== Exercise material
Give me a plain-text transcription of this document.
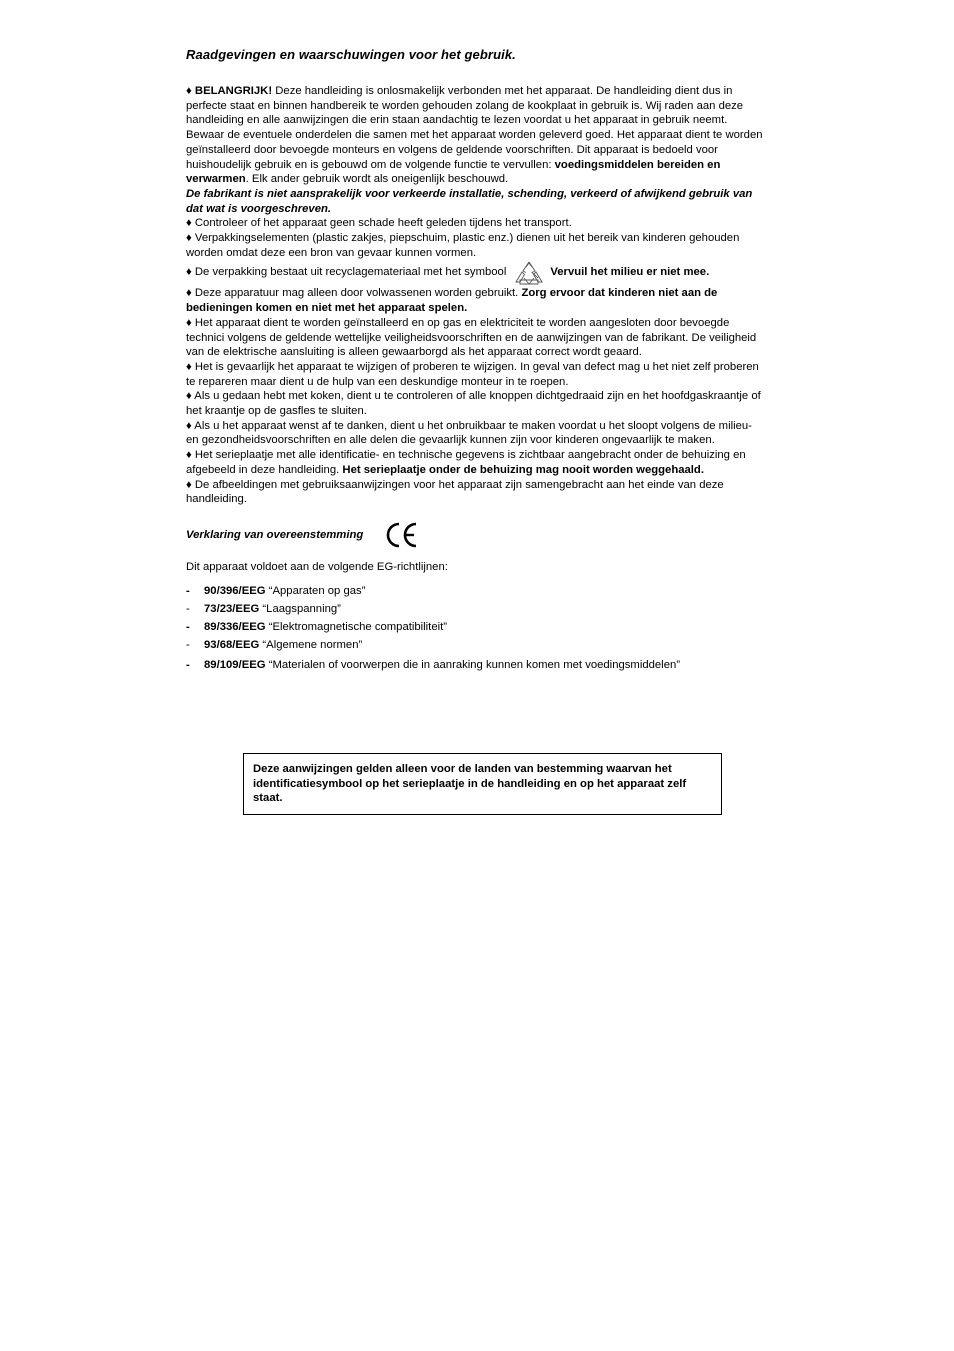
Raadgevingen en waarschuwingen voor het gebruik.

♦ BELANGRIJK! Deze handleiding is onlosmakelijk verbonden met het apparaat. De handleiding dient dus in perfecte staat en binnen handbereik te worden gehouden zolang de kookplaat in gebruik is. Wij raden aan deze handleiding en alle aanwijzingen die erin staan aandachtig te lezen voordat u het apparaat in gebruik neemt. Bewaar de eventuele onderdelen die samen met het apparaat worden geleverd goed. Het apparaat dient te worden geïnstalleerd door bevoegde monteurs en volgens de geldende voorschriften. Dit apparaat is bedoeld voor huishoudelijk gebruik en is gebouwd om de volgende functie te vervullen: voedingsmiddelen bereiden en verwarmen. Elk ander gebruik wordt als oneigenlijk beschouwd.

De fabrikant is niet aansprakelijk voor verkeerde installatie, schending, verkeerd of afwijkend gebruik van dat wat is voorgeschreven.

♦ Controleer of het apparaat geen schade heeft geleden tijdens het transport.

♦ Verpakkingselementen (plastic zakjes, piepschuim, plastic enz.) dienen uit het bereik van kinderen gehouden worden omdat deze een bron van gevaar kunnen vormen.

♦ De verpakking bestaat uit recyclagemateriaal met het symbool	Vervuil het milieu er niet mee.

♦ Deze apparatuur mag alleen door volwassenen worden gebruikt. Zorg ervoor dat kinderen niet aan de bedieningen komen en niet met het apparaat spelen.

♦ Het apparaat dient te worden geïnstalleerd en op gas en elektriciteit te worden aangesloten door bevoegde technici volgens de geldende wettelijke veiligheidsvoorschriften en de aanwijzingen van de fabrikant. De veiligheid van de elektrische aansluiting is alleen gewaarborgd als het apparaat correct wordt geaard.

♦ Het is gevaarlijk het apparaat te wijzigen of proberen te wijzigen. In geval van defect mag u het niet zelf proberen te repareren maar dient u de hulp van een deskundige monteur in te roepen.

♦ Als u gedaan hebt met koken, dient u te controleren of alle knoppen dichtgedraaid zijn en het hoofdgaskraantje of het kraantje op de gasfles te sluiten.

♦ Als u het apparaat wenst af te danken, dient u het onbruikbaar te maken voordat u het sloopt volgens de milieu- en gezondheidsvoorschriften en alle delen die gevaarlijk kunnen zijn voor kinderen ongevaarlijk te maken.

♦ Het serieplaatje met alle identificatie- en technische gegevens is zichtbaar aangebracht onder de behuizing en afgebeeld in deze handleiding. Het serieplaatje onder de behuizing mag nooit worden weggehaald.

♦ De afbeeldingen met gebruiksaanwijzingen voor het apparaat zijn samengebracht aan het einde van deze handleiding.

Verklaring van overeenstemming
Dit apparaat voldoet aan de volgende EG-richtlijnen:
-	90/396/EEG “Apparaten op gas”
-	73/23/EEG “Laagspanning”
-	89/336/EEG “Elektromagnetische compatibiliteit”
-	93/68/EEG “Algemene normen”
-	89/109/EEG “Materialen of voorwerpen die in aanraking kunnen komen met voedingsmiddelen”
Deze aanwijzingen gelden alleen voor de landen van bestemming waarvan het identificatiesymbool op het serieplaatje in de handleiding en op het apparaat zelf staat.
====
**Exercise goal:**
Output all of the data exactly as it stands, minus any images.

**Result below:**
Give me a plain-text transcription of this document.
Raadgevingen en waarschuwingen voor het gebruik.

♦ BELANGRIJK! Deze handleiding is onlosmakelijk verbonden met het apparaat. De handleiding dient dus in perfecte staat en binnen handbereik te worden gehouden zolang de kookplaat in gebruik is. Wij raden aan deze handleiding en alle aanwijzingen die erin staan aandachtig te lezen voordat u het apparaat in gebruik neemt. Bewaar de eventuele onderdelen die samen met het apparaat worden geleverd goed. Het apparaat dient te worden geïnstalleerd door bevoegde monteurs en volgens de geldende voorschriften. Dit apparaat is bedoeld voor huishoudelijk gebruik en is gebouwd om de volgende functie te vervullen: voedingsmiddelen bereiden en verwarmen. Elk ander gebruik wordt als oneigenlijk beschouwd.

De fabrikant is niet aansprakelijk voor verkeerde installatie, schending, verkeerd of afwijkend gebruik van dat wat is voorgeschreven.

♦ Controleer of het apparaat geen schade heeft geleden tijdens het transport.

♦ Verpakkingselementen (plastic zakjes, piepschuim, plastic enz.) dienen uit het bereik van kinderen gehouden worden omdat deze een bron van gevaar kunnen vormen.

♦ De verpakking bestaat uit recyclagemateriaal met het symbool	Vervuil het milieu er niet mee.

♦ Deze apparatuur mag alleen door volwassenen worden gebruikt. Zorg ervoor dat kinderen niet aan de bedieningen komen en niet met het apparaat spelen.

♦ Het apparaat dient te worden geïnstalleerd en op gas en elektriciteit te worden aangesloten door bevoegde technici volgens de geldende wettelijke veiligheidsvoorschriften en de aanwijzingen van de fabrikant. De veiligheid van de elektrische aansluiting is alleen gewaarborgd als het apparaat correct wordt geaard.

♦ Het is gevaarlijk het apparaat te wijzigen of proberen te wijzigen. In geval van defect mag u het niet zelf proberen te repareren maar dient u de hulp van een deskundige monteur in te roepen.

♦ Als u gedaan hebt met koken, dient u te controleren of alle knoppen dichtgedraaid zijn en het hoofdgaskraantje of het kraantje op de gasfles te sluiten.

♦ Als u het apparaat wenst af te danken, dient u het onbruikbaar te maken voordat u het sloopt volgens de milieu- en gezondheidsvoorschriften en alle delen die gevaarlijk kunnen zijn voor kinderen ongevaarlijk te maken.

♦ Het serieplaatje met alle identificatie- en technische gegevens is zichtbaar aangebracht onder de behuizing en afgebeeld in deze handleiding. Het serieplaatje onder de behuizing mag nooit worden weggehaald.

♦ De afbeeldingen met gebruiksaanwijzingen voor het apparaat zijn samengebracht aan het einde van deze handleiding.

Verklaring van overeenstemming
Dit apparaat voldoet aan de volgende EG-richtlijnen:
-	90/396/EEG “Apparaten op gas”
-	73/23/EEG “Laagspanning”
-	89/336/EEG “Elektromagnetische compatibiliteit”
-	93/68/EEG “Algemene normen”
-	89/109/EEG “Materialen of voorwerpen die in aanraking kunnen komen met voedingsmiddelen”
Deze aanwijzingen gelden alleen voor de landen van bestemming waarvan het identificatiesymbool op het serieplaatje in de handleiding en op het apparaat zelf staat.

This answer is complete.